(Dataset rows)
_ _ _

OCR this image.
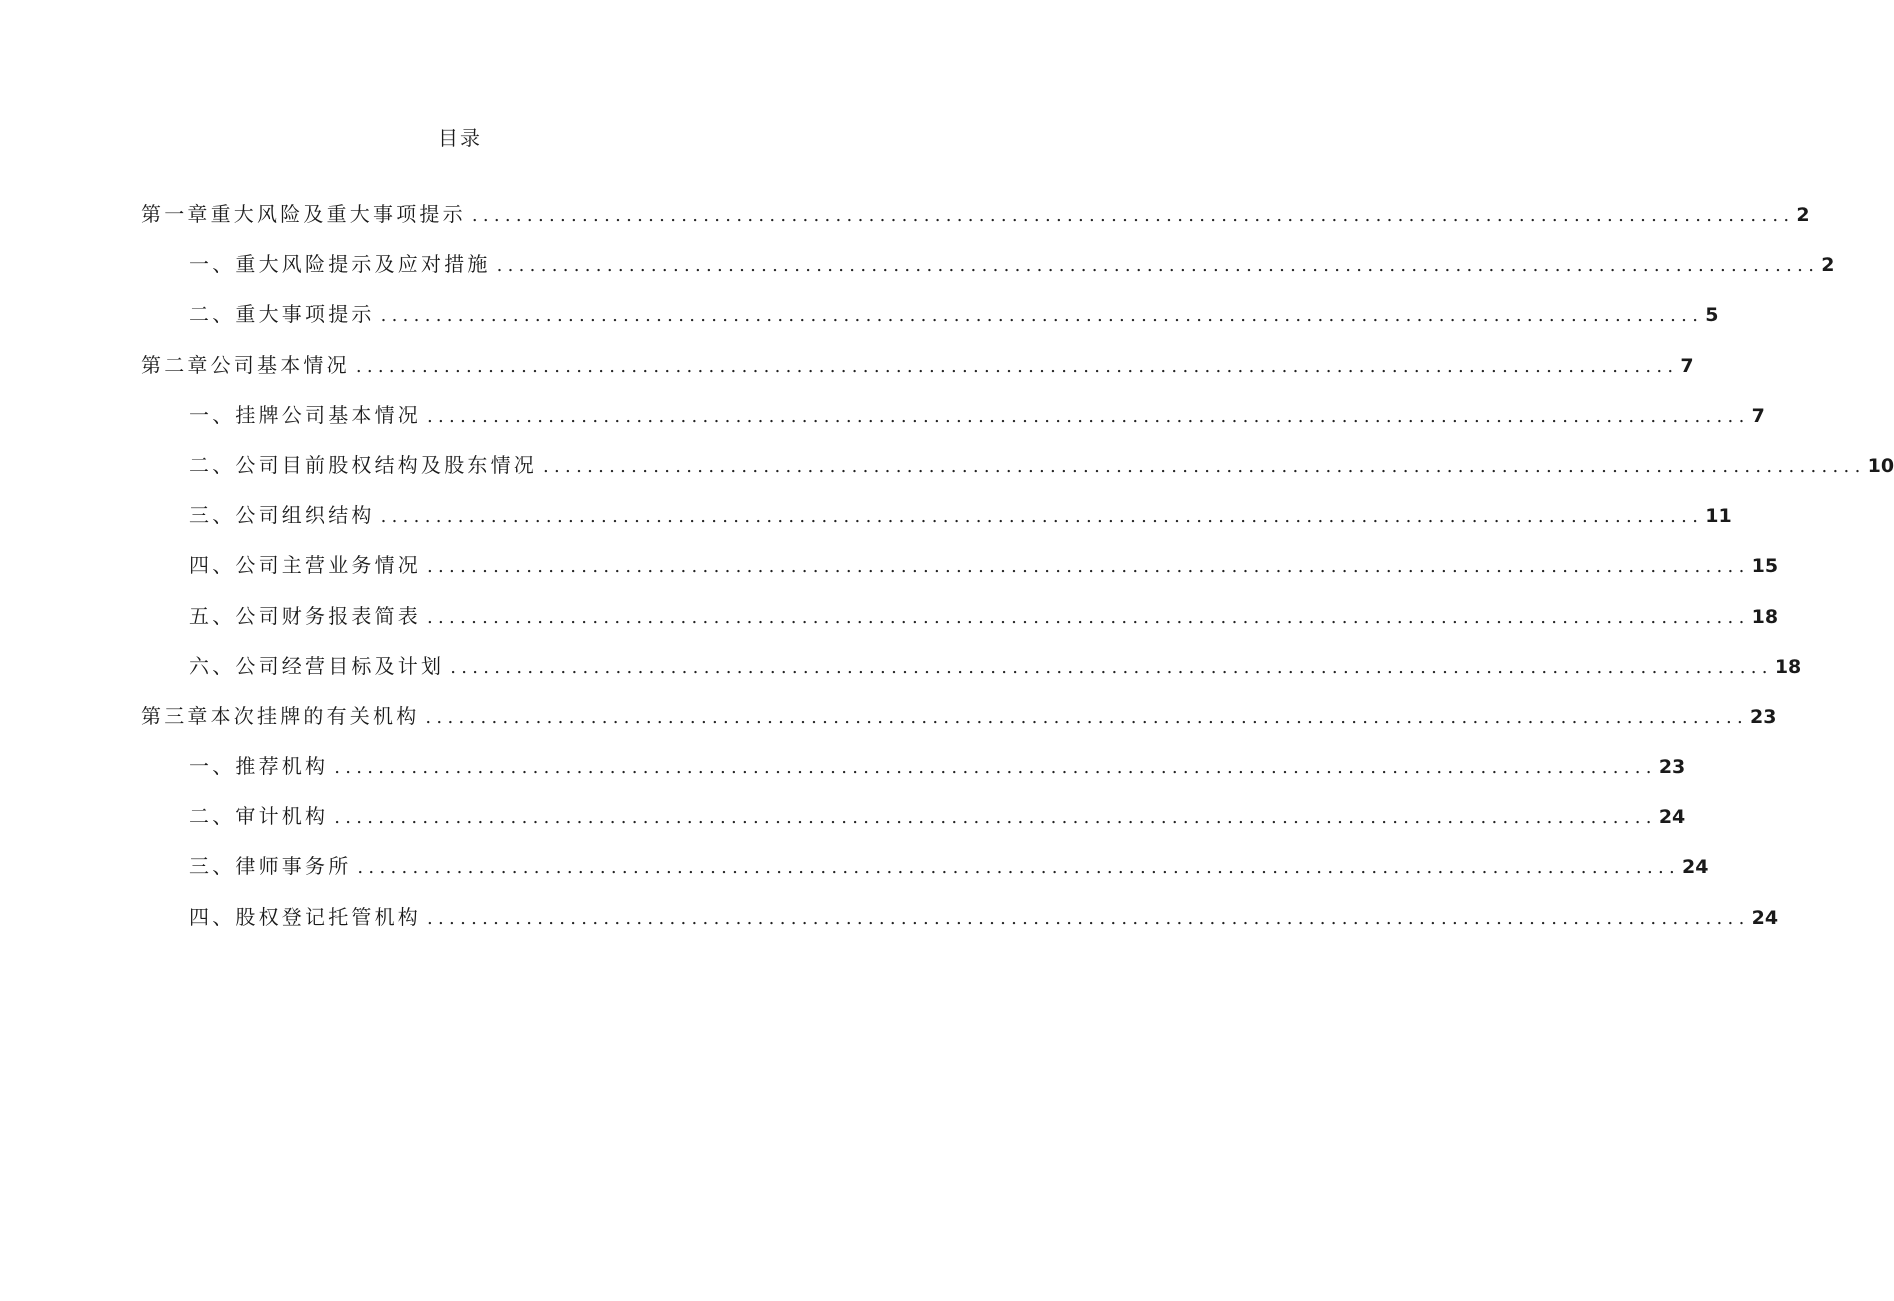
目录
第一章重大风险及重大事项提示 ........................................................................................................................ 2
一、重大风险提示及应对措施 ........................................................................................................................ 2
二、重大事项提示 ........................................................................................................................ 5
第二章公司基本情况 ........................................................................................................................ 7
一、挂牌公司基本情况 ........................................................................................................................ 7
二、公司目前股权结构及股东情况 ........................................................................................................................ 10
三、公司组织结构 ........................................................................................................................ 11
四、公司主营业务情况 ........................................................................................................................ 15
五、公司财务报表简表 ........................................................................................................................ 18
六、公司经营目标及计划 ........................................................................................................................ 18
第三章本次挂牌的有关机构 ........................................................................................................................ 23
一、推荐机构 ........................................................................................................................ 23
二、审计机构 ........................................................................................................................ 24
三、律师事务所 ........................................................................................................................ 24
四、股权登记托管机构 ........................................................................................................................ 24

_ _ _

What to do: Excluding the pictures, restate the records above word for word.

Response to this task:
OCR this image.
目录
第一章重大风险及重大事项提示 ........................................................................................................................ 2
一、重大风险提示及应对措施 ........................................................................................................................ 2
二、重大事项提示 ........................................................................................................................ 5
第二章公司基本情况 ........................................................................................................................ 7
一、挂牌公司基本情况 ........................................................................................................................ 7
二、公司目前股权结构及股东情况 ........................................................................................................................ 10
三、公司组织结构 ........................................................................................................................ 11
四、公司主营业务情况 ........................................................................................................................ 15
五、公司财务报表简表 ........................................................................................................................ 18
六、公司经营目标及计划 ........................................................................................................................ 18
第三章本次挂牌的有关机构 ........................................................................................................................ 23
一、推荐机构 ........................................................................................................................ 23
二、审计机构 ........................................................................................................................ 24
三、律师事务所 ........................................................................................................................ 24
四、股权登记托管机构 ........................................................................................................................ 24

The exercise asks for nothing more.